▶ **Written problem**: Write out all lines holding the word "aspect".

▶ **Collected data**:
════════════════
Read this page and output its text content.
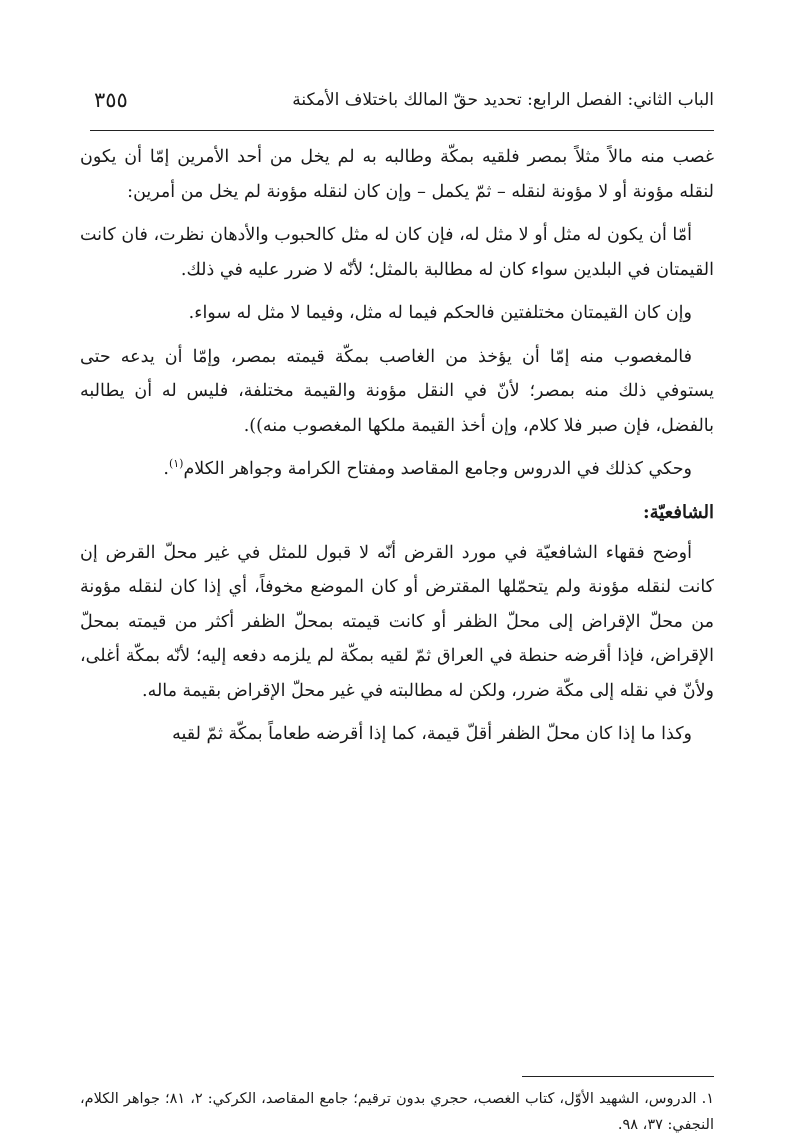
الباب الثاني: الفصل الرابع: تحديد حقّ المالك باختلاف الأمكنة
٣٥٥

غصب منه مالاً مثلاً بمصر فلقيه بمكّة وطالبه به لم يخل من أحد الأمرين إمّا أن يكون لنقله مؤونة أو لا مؤونة لنقله – ثمّ يكمل – وإن كان لنقله مؤونة لم يخل من أمرين:

أمّا أن يكون له مثل أو لا مثل له، فإن كان له مثل كالحبوب والأدهان نظرت، فان كانت القيمتان في البلدين سواء كان له مطالبة بالمثل؛ لأنّه لا ضرر عليه في ذلك.

وإن كان القيمتان مختلفتين فالحكم فيما له مثل، وفيما لا مثل له سواء.

فالمغصوب منه إمّا أن يؤخذ من الغاصب بمكّة قيمته بمصر، وإمّا أن يدعه حتى يستوفي ذلك منه بمصر؛ لأنّ في النقل مؤونة والقيمة مختلفة، فليس له أن يطالبه بالفضل، فإن صبر فلا كلام، وإن أخذ القيمة ملكها المغصوب منه)).

وحكي كذلك في الدروس وجامع المقاصد ومفتاح الكرامة وجواهر الكلام$^{(١)}$.

الشافعيّة:

أوضح فقهاء الشافعيّة في مورد القرض أنّه لا قبول للمثل في غير محلّ القرض إن كانت لنقله مؤونة ولم يتحمّلها المقترض أو كان الموضع مخوفاً، أي إذا كان لنقله مؤونة من محلّ الإقراض إلى محلّ الظفر أو كانت قيمته بمحلّ الظفر أكثر من قيمته بمحلّ الإقراض، فإذا أقرضه حنطة في العراق ثمّ لقيه بمكّة لم يلزمه دفعه إليه؛ لأنّه بمكّة أغلى، ولأنّ في نقله إلى مكّة ضرر، ولكن له مطالبته في غير محلّ الإقراض بقيمة ماله.

وكذا ما إذا كان محلّ الظفر أقلّ قيمة، كما إذا أقرضه طعاماً بمكّة ثمّ لقيه

١. الدروس، الشهيد الأوّل، كتاب الغصب، حجري بدون ترقيم؛ جامع المقاصد، الكركي: ٢، ٨١؛ جواهر الكلام، النجفي: ٣٧، ٩٨.
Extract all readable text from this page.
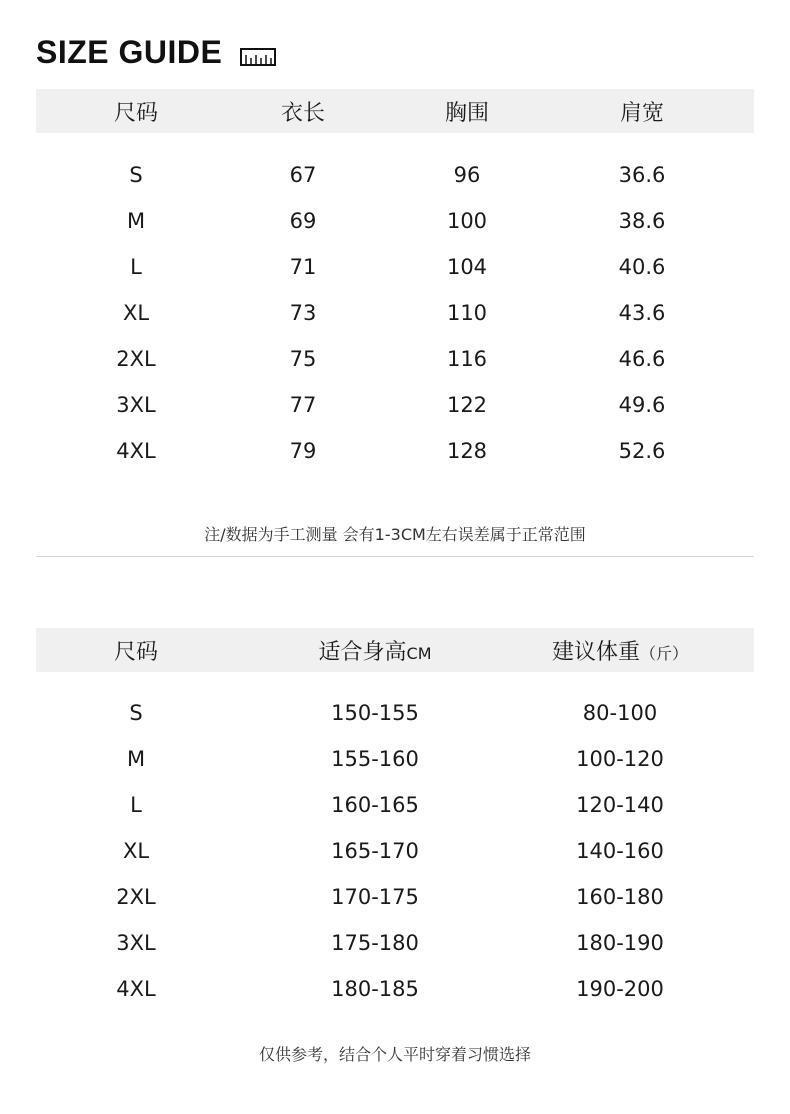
SIZE GUIDE
尺码	衣长	胸围	肩宽
S	67	96	36.6
M	69	100	38.6
L	71	104	40.6
XL	73	110	43.6
2XL	75	116	46.6
3XL	77	122	49.6
4XL	79	128	52.6
注/数据为手工测量 会有1-3CM左右误差属于正常范围
尺码	适合身高CM	建议体重（斤）
S	150-155	80-100
M	155-160	100-120
L	160-165	120-140
XL	165-170	140-160
2XL	170-175	160-180
3XL	175-180	180-190
4XL	180-185	190-200
仅供参考，结合个人平时穿着习惯选择
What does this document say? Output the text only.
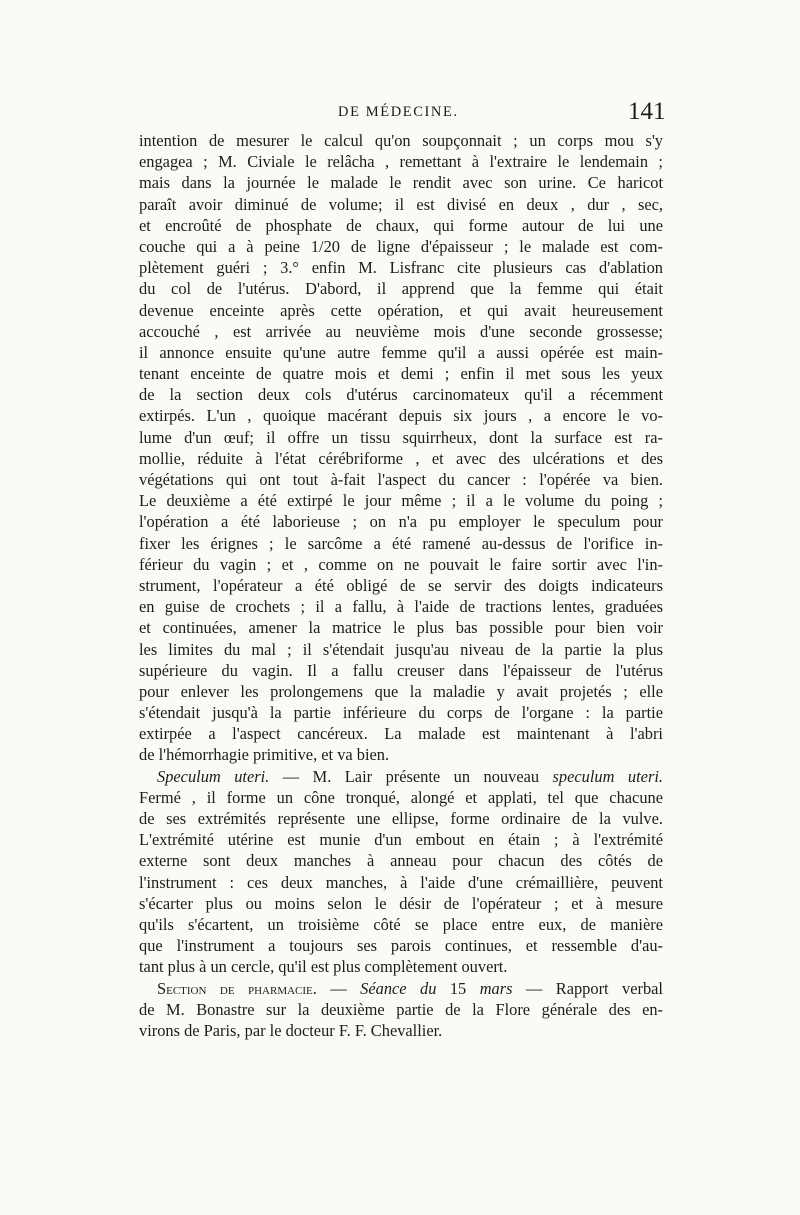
DE MÉDECINE.	141
intention de mesurer le calcul qu'on soupçonnait ; un corps mou s'y
engagea ; M. Civiale le relâcha , remettant à l'extraire le lendemain ;
mais dans la journée le malade le rendit avec son urine. Ce haricot
paraît avoir diminué de volume; il est divisé en deux , dur , sec,
et encroûté de phosphate de chaux, qui forme autour de lui une
couche qui a à peine 1/20 de ligne d'épaisseur ; le malade est com-
plètement guéri ; 3.° enfin M. Lisfranc cite plusieurs cas d'ablation
du col de l'utérus. D'abord, il apprend que la femme qui était
devenue enceinte après cette opération, et qui avait heureusement
accouché , est arrivée au neuvième mois d'une seconde grossesse;
il annonce ensuite qu'une autre femme qu'il a aussi opérée est main-
tenant enceinte de quatre mois et demi ; enfin il met sous les yeux
de la section deux cols d'utérus carcinomateux qu'il a récemment
extirpés. L'un , quoique macérant depuis six jours , a encore le vo-
lume d'un œuf; il offre un tissu squirrheux, dont la surface est ra-
mollie, réduite à l'état cérébriforme , et avec des ulcérations et des
végétations qui ont tout à-fait l'aspect du cancer : l'opérée va bien.
Le deuxième a été extirpé le jour même ; il a le volume du poing ;
l'opération a été laborieuse ; on n'a pu employer le speculum pour
fixer les érignes ; le sarcôme a été ramené au-dessus de l'orifice in-
férieur du vagin ; et , comme on ne pouvait le faire sortir avec l'in-
strument, l'opérateur a été obligé de se servir des doigts indicateurs
en guise de crochets ; il a fallu, à l'aide de tractions lentes, graduées
et continuées, amener la matrice le plus bas possible pour bien voir
les limites du mal ; il s'étendait jusqu'au niveau de la partie la plus
supérieure du vagin. Il a fallu creuser dans l'épaisseur de l'utérus
pour enlever les prolongemens que la maladie y avait projetés ; elle
s'étendait jusqu'à la partie inférieure du corps de l'organe : la partie
extirpée a l'aspect cancéreux. La malade est maintenant à l'abri
de l'hémorrhagie primitive, et va bien.
Speculum uteri. — M. Lair présente un nouveau speculum uteri.
Fermé , il forme un cône tronqué, alongé et applati, tel que chacune
de ses extrémités représente une ellipse, forme ordinaire de la vulve.
L'extrémité utérine est munie d'un embout en étain ; à l'extrémité
externe sont deux manches à anneau pour chacun des côtés de
l'instrument : ces deux manches, à l'aide d'une crémaillière, peuvent
s'écarter plus ou moins selon le désir de l'opérateur ; et à mesure
qu'ils s'écartent, un troisième côté se place entre eux, de manière
que l'instrument a toujours ses parois continues, et ressemble d'au-
tant plus à un cercle, qu'il est plus complètement ouvert.
Section de pharmacie. — Séance du 15 mars — Rapport verbal
de M. Bonastre sur la deuxième partie de la Flore générale des en-
virons de Paris, par le docteur F. F. Chevallier.
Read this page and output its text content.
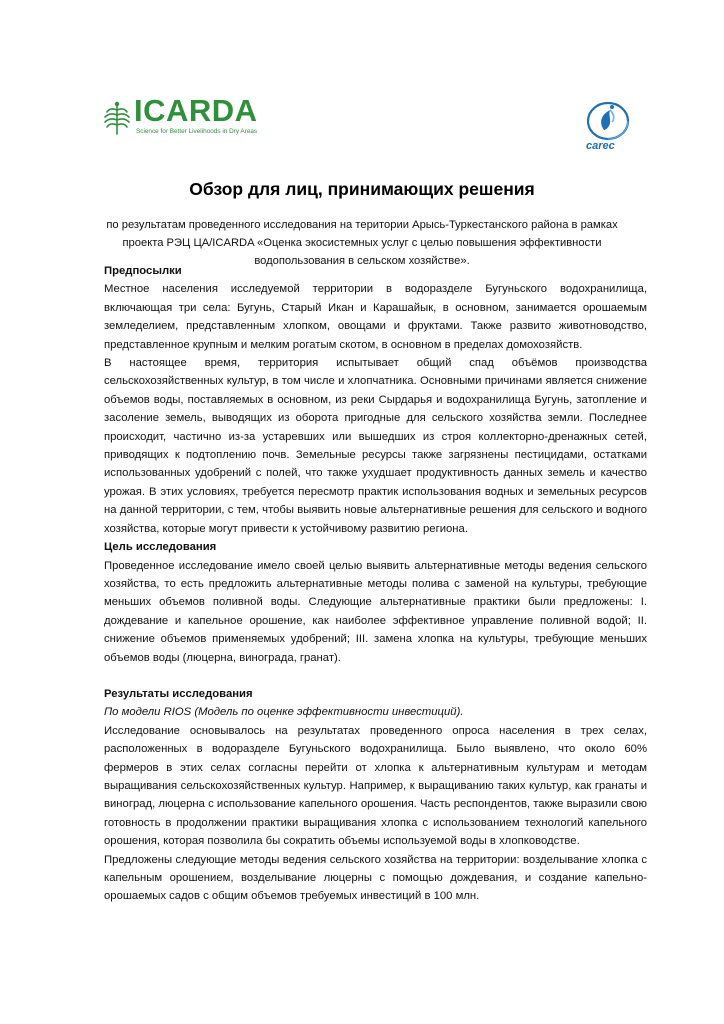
ICARDA
Science for Better Livelihoods in Dry Areas
carec
Обзор для лиц, принимающих решения
по результатам проведенного исследования на територии Арысь-Туркестанского района в рамках проекта РЭЦ ЦА/ICARDA «Оценка экосистемных услуг с целью повышения эффективности водопользования в сельском хозяйстве».
Предпосылки

Местное населения исследуемой территории в водоразделе Бугуньского водохранилища, включающая три села: Бугунь, Старый Икан и Карашайык, в основном, занимается орошаемым земледелием, представленным хлопком, овощами и фруктами. Также развито животноводство, представленное крупным и мелким рогатым скотом, в основном в пределах домохозяйств.

В настоящее время, территория испытывает общий спад объёмов производства сельскохозяйственных культур, в том числе и хлопчатника. Основными причинами является снижение объемов воды, поставляемых в основном, из реки Сырдарья и водохранилища Бугунь, затопление и засоление земель, выводящих из оборота пригодные для сельского хозяйства земли. Последнее происходит, частично из-за устаревших или вышедших из строя коллекторно-дренажных сетей, приводящих к подтоплению почв. Земельные ресурсы также загрязнены пестицидами, остатками использованных удобрений с полей, что также ухудшает продуктивность данных земель и качество урожая. В этих условиях, требуется пересмотр практик использования водных и земельных ресурсов на данной территории, с тем, чтобы выявить новые альтернативные решения для сельского и водного хозяйства, которые могут привести к устойчивому развитию региона.

Цель исследования

Проведенное исследование имело своей целью выявить альтернативные методы ведения сельского хозяйства, то есть предложить альтернативные методы полива с заменой на культуры, требующие меньших объемов поливной воды. Следующие альтернативные практики были предложены: I. дождевание и капельное орошение, как наиболее эффективное управление поливной водой; II. снижение объемов применяемых удобрений; III. замена хлопка на культуры, требующие меньших объемов воды (люцерна, винограда, гранат).

Результаты исследования

По модели RIOS (Модель по оценке эффективности инвестиций).

Исследование основывалось на результатах проведенного опроса населения в трех селах, расположенных в водоразделе Бугуньского водохранилища. Было выявлено, что около 60% фермеров в этих селах согласны перейти от хлопка к альтернативным культурам и методам выращивания сельскохозяйственных культур. Например, к выращиванию таких культур, как гранаты и виноград, люцерна с использование капельного орошения. Часть респондентов, также выразили свою готовность в продолжении практики выращивания хлопка с использованием технологий капельного орошения, которая позволила бы сократить объемы используемой воды в хлопководстве.

Предложены следующие методы ведения сельского хозяйства на территории: возделывание хлопка с капельным орошением, возделывание люцерны с помощью дождевания, и создание капельно-орошаемых садов с общим объемов требуемых инвестиций в 100 млн.
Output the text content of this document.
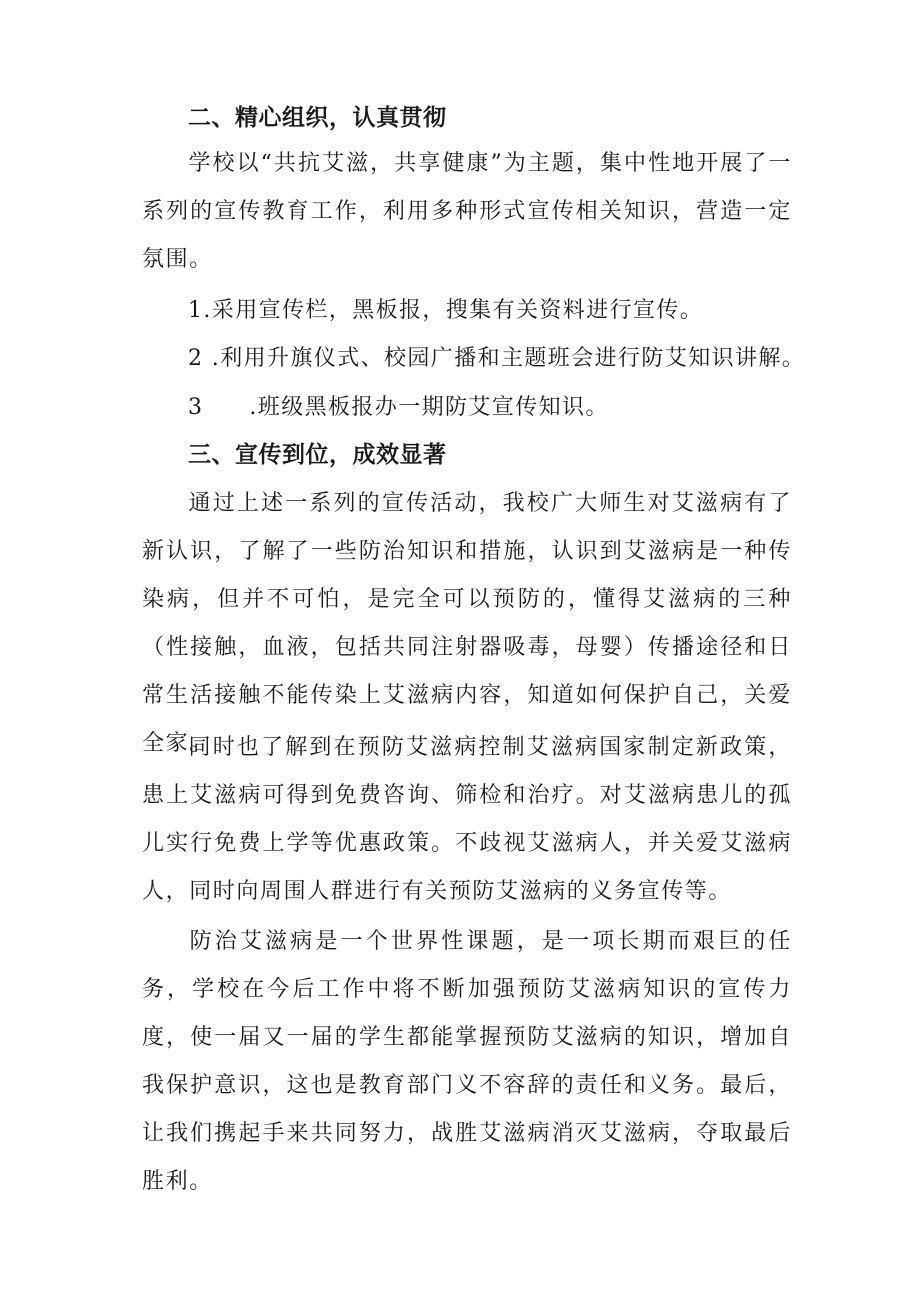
二、精心组织，认真贯彻
学校以“共抗艾滋，共享健康”为主题，集中性地开展了一系列的宣传教育工作，利用多种形式宣传相关知识，营造一定氛围。
1.采用宣传栏，黑板报，搜集有关资料进行宣传。
2 .利用升旗仪式、校园广播和主题班会进行防艾知识讲解。
3 .班级黑板报办一期防艾宣传知识。
三、宣传到位，成效显著
通过上述一系列的宣传活动，我校广大师生对艾滋病有了新认识，了解了一些防治知识和措施，认识到艾滋病是一种传染病，但并不可怕，是完全可以预防的，懂得艾滋病的三种（性接触，血液，包括共同注射器吸毒，母婴）传播途径和日常生活接触不能传染上艾滋病内容，知道如何保护自己，关爱全家。
同时也了解到在预防艾滋病控制艾滋病国家制定新政策，患上艾滋病可得到免费咨询、筛检和治疗。对艾滋病患儿的孤儿实行免费上学等优惠政策。不歧视艾滋病人，并关爱艾滋病人，同时向周围人群进行有关预防艾滋病的义务宣传等。
防治艾滋病是一个世界性课题，是一项长期而艰巨的任务，学校在今后工作中将不断加强预防艾滋病知识的宣传力度，使一届又一届的学生都能掌握预防艾滋病的知识，增加自我保护意识，这也是教育部门义不容辞的责任和义务。最后，让我们携起手来共同努力，战胜艾滋病消灭艾滋病，夺取最后胜利。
════════════════
▶ **Exercise solution**:
végétations qui ont tout à-fait l'aspect du cancer : l'opérée va bien.
extirpée a l'aspect cancéreux. La malade est maintenant à l'abri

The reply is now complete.